■ **Short task**
Check each line of the records for "text"; collect those that have it.

■ **Material for this task**
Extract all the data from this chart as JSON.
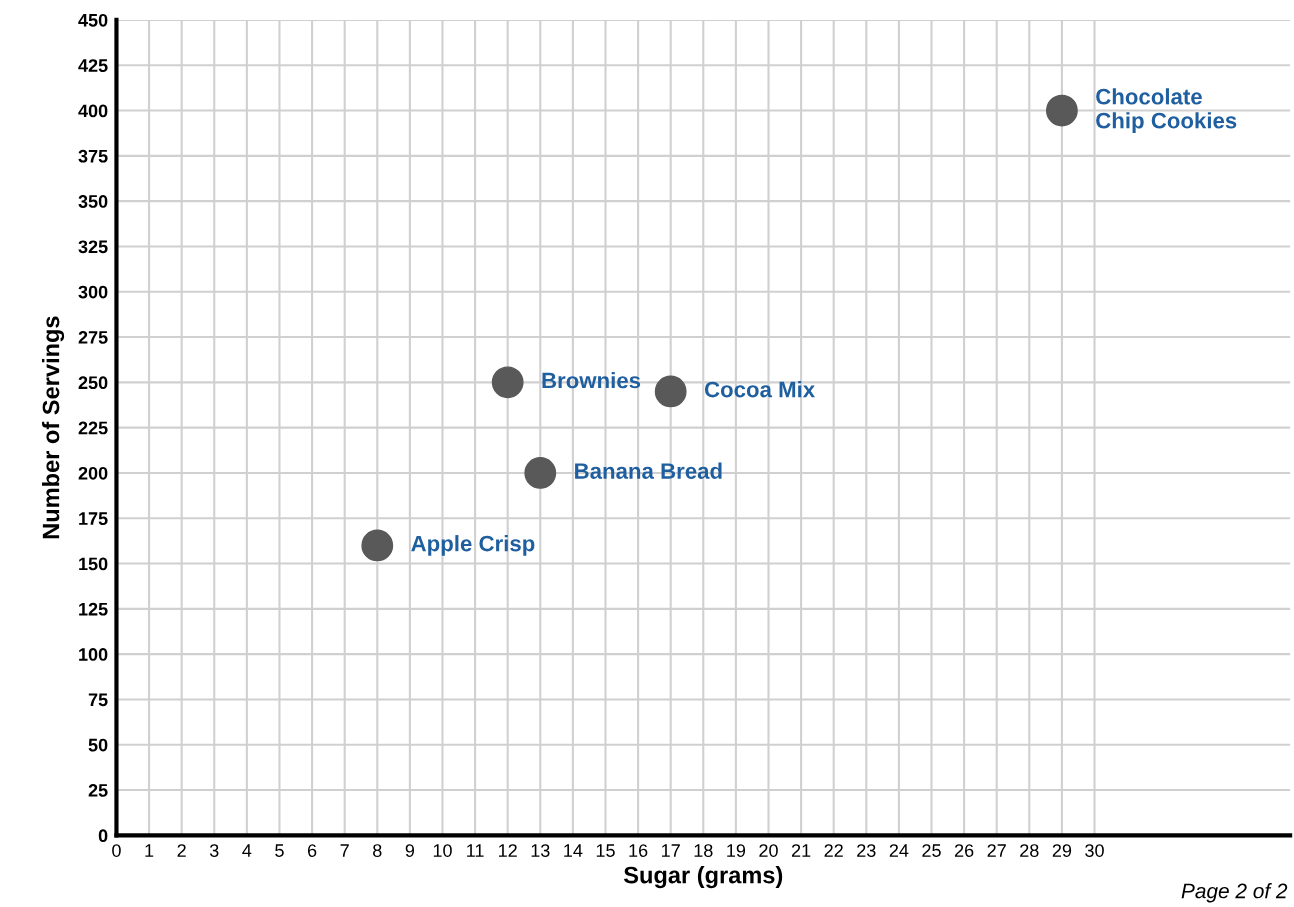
{
  "chart_data": {
    "type": "scatter",
    "xlabel": "Sugar (grams)",
    "ylabel": "Number of Servings",
    "x": [
      8,
      12,
      13,
      17,
      29
    ],
    "series": [
      {
        "color": "#595959",
        "values": [
          160,
          250,
          200,
          245,
          400
        ]
      }
    ],
    "marker": "circle",
    "xlim": [
      0,
      36
    ],
    "xticks": [
      0,
      1,
      2,
      3,
      4,
      5,
      6,
      7,
      8,
      9,
      10,
      11,
      12,
      13,
      14,
      15,
      16,
      17,
      18,
      19,
      20,
      21,
      22,
      23,
      24,
      25,
      26,
      27,
      28,
      29,
      30
    ],
    "ylim": [
      0,
      450
    ],
    "yticks": [
      0,
      25,
      50,
      75,
      100,
      125,
      150,
      175,
      200,
      225,
      250,
      275,
      300,
      325,
      350,
      375,
      400,
      425,
      450
    ],
    "grid": true,
    "legend": false,
    "annotations": [
      {
        "text": "Apple Crisp",
        "x": 8,
        "y": 160
      },
      {
        "text": "Brownies",
        "x": 12,
        "y": 250
      },
      {
        "text": "Banana Bread",
        "x": 13,
        "y": 200
      },
      {
        "text": "Cocoa Mix",
        "x": 17,
        "y": 245
      },
      {
        "text": "Chocolate\nChip Cookies",
        "x": 29,
        "y": 400
      },
      "Page 2 of 2"
    ]
  }
}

■ **Worked answer**
        "text": "Apple Crisp",
        "text": "Brownies",
        "text": "Banana Bread",
        "text": "Cocoa Mix",
        "text": "Chocolate\nChip Cookies",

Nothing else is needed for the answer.